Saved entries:
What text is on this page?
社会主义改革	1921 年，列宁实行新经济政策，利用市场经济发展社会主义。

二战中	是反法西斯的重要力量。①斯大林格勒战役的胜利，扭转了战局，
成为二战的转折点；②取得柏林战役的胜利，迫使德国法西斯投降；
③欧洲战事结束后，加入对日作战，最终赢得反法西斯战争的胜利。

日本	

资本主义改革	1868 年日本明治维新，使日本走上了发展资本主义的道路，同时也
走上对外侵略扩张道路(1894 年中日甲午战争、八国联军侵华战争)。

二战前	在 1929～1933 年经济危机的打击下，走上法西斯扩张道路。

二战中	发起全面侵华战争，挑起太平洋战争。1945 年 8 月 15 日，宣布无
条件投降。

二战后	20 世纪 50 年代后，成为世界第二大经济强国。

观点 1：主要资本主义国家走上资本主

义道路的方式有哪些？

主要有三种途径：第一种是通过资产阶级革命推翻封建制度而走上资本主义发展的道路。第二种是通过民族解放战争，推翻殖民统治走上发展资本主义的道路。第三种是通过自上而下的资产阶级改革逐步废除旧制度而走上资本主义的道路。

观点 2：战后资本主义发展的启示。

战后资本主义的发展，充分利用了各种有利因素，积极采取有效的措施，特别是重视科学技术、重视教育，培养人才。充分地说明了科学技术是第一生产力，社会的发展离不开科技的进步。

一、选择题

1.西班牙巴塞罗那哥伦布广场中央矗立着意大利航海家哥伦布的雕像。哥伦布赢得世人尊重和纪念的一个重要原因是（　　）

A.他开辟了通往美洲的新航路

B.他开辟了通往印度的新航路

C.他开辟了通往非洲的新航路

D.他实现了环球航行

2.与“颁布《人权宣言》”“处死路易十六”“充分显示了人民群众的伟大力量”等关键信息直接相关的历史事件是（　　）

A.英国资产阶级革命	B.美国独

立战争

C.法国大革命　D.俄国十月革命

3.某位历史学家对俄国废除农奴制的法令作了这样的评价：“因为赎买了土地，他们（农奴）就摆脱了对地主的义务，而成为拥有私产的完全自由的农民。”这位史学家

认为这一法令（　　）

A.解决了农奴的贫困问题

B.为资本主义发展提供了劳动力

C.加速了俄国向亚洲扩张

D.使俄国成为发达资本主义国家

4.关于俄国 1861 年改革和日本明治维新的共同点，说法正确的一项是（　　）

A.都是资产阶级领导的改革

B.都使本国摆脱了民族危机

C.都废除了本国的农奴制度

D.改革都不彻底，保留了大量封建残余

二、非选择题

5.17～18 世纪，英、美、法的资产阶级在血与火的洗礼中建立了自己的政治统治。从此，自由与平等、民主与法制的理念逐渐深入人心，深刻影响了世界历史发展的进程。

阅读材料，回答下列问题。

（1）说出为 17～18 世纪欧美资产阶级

* [Given instruction]:
Nothing in the data may differ; print all of it exactly as written.

* [Task result]:
What text is on this page?
社会主义改革	1921 年，列宁实行新经济政策，利用市场经济发展社会主义。

二战中	是反法西斯的重要力量。①斯大林格勒战役的胜利，扭转了战局，
成为二战的转折点；②取得柏林战役的胜利，迫使德国法西斯投降；
③欧洲战事结束后，加入对日作战，最终赢得反法西斯战争的胜利。

日本	

资本主义改革	1868 年日本明治维新，使日本走上了发展资本主义的道路，同时也
走上对外侵略扩张道路(1894 年中日甲午战争、八国联军侵华战争)。

二战前	在 1929～1933 年经济危机的打击下，走上法西斯扩张道路。

二战中	发起全面侵华战争，挑起太平洋战争。1945 年 8 月 15 日，宣布无
条件投降。

二战后	20 世纪 50 年代后，成为世界第二大经济强国。

观点 1：主要资本主义国家走上资本主

义道路的方式有哪些？

主要有三种途径：第一种是通过资产阶级革命推翻封建制度而走上资本主义发展的道路。第二种是通过民族解放战争，推翻殖民统治走上发展资本主义的道路。第三种是通过自上而下的资产阶级改革逐步废除旧制度而走上资本主义的道路。

观点 2：战后资本主义发展的启示。

战后资本主义的发展，充分利用了各种有利因素，积极采取有效的措施，特别是重视科学技术、重视教育，培养人才。充分地说明了科学技术是第一生产力，社会的发展离不开科技的进步。

一、选择题

1.西班牙巴塞罗那哥伦布广场中央矗立着意大利航海家哥伦布的雕像。哥伦布赢得世人尊重和纪念的一个重要原因是（　　）

A.他开辟了通往美洲的新航路

B.他开辟了通往印度的新航路

C.他开辟了通往非洲的新航路

D.他实现了环球航行

2.与“颁布《人权宣言》”“处死路易十六”“充分显示了人民群众的伟大力量”等关键信息直接相关的历史事件是（　　）

A.英国资产阶级革命	B.美国独

立战争

C.法国大革命　D.俄国十月革命

3.某位历史学家对俄国废除农奴制的法令作了这样的评价：“因为赎买了土地，他们（农奴）就摆脱了对地主的义务，而成为拥有私产的完全自由的农民。”这位史学家

认为这一法令（　　）

A.解决了农奴的贫困问题

B.为资本主义发展提供了劳动力

C.加速了俄国向亚洲扩张

D.使俄国成为发达资本主义国家

4.关于俄国 1861 年改革和日本明治维新的共同点，说法正确的一项是（　　）

A.都是资产阶级领导的改革

B.都使本国摆脱了民族危机

C.都废除了本国的农奴制度

D.改革都不彻底，保留了大量封建残余

二、非选择题

5.17～18 世纪，英、美、法的资产阶级在血与火的洗礼中建立了自己的政治统治。从此，自由与平等、民主与法制的理念逐渐深入人心，深刻影响了世界历史发展的进程。

阅读材料，回答下列问题。

（1）说出为 17～18 世纪欧美资产阶级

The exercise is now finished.